=== Data records ===

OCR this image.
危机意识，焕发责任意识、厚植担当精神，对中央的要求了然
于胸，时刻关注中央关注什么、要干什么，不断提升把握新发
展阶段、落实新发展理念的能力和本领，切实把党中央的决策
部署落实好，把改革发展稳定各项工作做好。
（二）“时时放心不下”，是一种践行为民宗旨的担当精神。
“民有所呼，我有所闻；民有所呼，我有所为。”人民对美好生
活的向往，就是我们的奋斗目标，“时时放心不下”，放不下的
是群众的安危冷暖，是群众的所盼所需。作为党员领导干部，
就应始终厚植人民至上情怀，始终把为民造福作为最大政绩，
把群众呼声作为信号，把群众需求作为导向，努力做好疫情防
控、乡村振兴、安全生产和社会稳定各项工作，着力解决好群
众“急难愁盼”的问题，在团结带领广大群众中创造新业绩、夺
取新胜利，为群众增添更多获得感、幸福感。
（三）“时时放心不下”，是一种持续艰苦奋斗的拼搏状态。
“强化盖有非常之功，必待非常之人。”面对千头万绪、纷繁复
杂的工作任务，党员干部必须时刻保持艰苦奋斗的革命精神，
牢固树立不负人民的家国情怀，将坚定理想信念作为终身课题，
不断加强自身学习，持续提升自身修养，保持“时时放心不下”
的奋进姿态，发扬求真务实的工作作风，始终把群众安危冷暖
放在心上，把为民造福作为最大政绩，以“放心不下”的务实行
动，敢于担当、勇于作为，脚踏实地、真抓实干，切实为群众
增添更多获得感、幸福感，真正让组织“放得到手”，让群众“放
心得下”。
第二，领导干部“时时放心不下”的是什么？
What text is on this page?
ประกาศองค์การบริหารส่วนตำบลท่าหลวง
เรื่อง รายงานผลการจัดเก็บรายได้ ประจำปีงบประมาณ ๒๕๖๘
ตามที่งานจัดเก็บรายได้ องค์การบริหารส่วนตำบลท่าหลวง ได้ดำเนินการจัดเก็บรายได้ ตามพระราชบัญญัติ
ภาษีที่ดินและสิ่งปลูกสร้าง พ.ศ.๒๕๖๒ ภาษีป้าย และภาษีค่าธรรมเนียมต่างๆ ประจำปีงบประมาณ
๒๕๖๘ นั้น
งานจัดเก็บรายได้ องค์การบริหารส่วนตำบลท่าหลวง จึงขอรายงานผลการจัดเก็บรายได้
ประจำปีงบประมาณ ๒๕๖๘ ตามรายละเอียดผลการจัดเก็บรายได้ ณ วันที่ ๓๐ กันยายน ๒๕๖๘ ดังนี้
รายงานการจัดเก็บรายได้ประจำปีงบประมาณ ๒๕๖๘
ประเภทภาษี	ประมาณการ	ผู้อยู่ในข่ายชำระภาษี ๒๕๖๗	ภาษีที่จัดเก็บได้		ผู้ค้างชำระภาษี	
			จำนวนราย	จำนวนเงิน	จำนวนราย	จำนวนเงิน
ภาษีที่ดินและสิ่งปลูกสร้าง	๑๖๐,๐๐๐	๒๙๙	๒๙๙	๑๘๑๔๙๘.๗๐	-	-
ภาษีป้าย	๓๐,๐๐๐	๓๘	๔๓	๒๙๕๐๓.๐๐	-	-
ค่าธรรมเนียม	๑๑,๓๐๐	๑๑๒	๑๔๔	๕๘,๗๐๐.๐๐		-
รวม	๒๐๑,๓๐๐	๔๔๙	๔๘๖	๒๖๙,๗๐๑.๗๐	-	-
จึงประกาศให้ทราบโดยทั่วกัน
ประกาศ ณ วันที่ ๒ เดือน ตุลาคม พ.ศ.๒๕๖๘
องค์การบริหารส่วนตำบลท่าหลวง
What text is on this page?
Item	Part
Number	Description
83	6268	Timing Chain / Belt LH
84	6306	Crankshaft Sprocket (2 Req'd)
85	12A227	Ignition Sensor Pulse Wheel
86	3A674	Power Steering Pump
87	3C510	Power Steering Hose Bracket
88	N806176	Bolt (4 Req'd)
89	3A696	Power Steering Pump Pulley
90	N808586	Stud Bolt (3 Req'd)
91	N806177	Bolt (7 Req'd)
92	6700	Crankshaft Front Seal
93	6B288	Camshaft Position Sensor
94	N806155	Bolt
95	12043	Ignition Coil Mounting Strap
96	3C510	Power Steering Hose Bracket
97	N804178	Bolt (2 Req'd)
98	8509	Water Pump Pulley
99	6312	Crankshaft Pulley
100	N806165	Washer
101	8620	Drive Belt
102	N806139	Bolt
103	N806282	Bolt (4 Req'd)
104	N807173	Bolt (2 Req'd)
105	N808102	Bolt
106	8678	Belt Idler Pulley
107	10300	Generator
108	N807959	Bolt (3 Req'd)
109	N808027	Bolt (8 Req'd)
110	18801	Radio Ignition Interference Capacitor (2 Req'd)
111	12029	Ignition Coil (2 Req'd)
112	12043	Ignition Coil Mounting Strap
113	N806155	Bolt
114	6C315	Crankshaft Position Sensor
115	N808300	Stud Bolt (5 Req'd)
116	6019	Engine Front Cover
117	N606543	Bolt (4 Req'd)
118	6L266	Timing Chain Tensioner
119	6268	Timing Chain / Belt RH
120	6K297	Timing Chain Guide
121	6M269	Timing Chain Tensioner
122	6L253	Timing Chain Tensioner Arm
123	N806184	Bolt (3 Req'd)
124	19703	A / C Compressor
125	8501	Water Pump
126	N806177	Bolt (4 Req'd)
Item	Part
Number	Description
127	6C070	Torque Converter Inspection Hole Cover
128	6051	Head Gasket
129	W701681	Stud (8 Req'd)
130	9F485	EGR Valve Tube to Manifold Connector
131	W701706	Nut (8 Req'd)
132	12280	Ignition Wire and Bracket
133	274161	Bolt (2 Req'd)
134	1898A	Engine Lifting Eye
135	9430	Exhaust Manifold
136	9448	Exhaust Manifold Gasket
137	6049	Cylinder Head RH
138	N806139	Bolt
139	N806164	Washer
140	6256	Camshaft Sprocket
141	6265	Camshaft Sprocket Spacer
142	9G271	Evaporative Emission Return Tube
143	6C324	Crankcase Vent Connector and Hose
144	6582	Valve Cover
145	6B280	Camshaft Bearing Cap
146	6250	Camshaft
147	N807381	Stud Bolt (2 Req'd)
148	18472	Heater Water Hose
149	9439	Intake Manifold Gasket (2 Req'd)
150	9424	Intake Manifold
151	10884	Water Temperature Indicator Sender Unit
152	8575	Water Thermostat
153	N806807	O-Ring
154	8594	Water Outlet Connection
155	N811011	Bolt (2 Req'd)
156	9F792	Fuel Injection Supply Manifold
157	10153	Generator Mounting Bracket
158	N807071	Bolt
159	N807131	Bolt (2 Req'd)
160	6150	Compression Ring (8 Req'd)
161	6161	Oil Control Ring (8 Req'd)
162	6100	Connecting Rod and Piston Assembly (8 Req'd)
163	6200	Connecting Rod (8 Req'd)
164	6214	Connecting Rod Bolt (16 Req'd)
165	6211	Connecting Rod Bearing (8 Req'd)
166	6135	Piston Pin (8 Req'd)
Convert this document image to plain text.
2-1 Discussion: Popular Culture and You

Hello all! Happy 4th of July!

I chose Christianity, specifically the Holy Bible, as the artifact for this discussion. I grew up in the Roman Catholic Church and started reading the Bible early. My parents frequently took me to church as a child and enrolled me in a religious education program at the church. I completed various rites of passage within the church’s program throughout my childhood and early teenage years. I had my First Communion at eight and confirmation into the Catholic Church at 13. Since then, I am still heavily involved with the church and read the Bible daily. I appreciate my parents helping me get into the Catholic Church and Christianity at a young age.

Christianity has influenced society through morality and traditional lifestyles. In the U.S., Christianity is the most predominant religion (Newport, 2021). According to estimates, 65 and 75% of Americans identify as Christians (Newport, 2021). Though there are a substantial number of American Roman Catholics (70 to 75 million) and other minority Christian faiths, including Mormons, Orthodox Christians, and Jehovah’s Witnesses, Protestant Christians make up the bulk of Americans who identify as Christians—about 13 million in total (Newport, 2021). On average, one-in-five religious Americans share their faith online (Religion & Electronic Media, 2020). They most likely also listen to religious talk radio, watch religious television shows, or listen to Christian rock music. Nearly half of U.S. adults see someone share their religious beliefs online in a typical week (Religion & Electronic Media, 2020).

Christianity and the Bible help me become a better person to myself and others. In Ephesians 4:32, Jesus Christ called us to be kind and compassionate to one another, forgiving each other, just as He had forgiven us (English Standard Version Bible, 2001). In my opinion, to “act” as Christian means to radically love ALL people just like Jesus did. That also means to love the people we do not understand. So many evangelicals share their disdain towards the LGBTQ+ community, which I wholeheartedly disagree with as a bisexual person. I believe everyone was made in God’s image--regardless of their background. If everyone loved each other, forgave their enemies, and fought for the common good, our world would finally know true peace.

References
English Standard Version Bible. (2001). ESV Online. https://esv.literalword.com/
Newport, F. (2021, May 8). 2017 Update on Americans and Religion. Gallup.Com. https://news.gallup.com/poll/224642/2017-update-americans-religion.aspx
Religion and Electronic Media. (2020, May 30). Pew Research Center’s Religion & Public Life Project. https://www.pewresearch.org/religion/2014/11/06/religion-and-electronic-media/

===

Exercise brief
Across all the entries, count the lines that contain the word "าธรรมเน" and give the number by itself.

Reply
2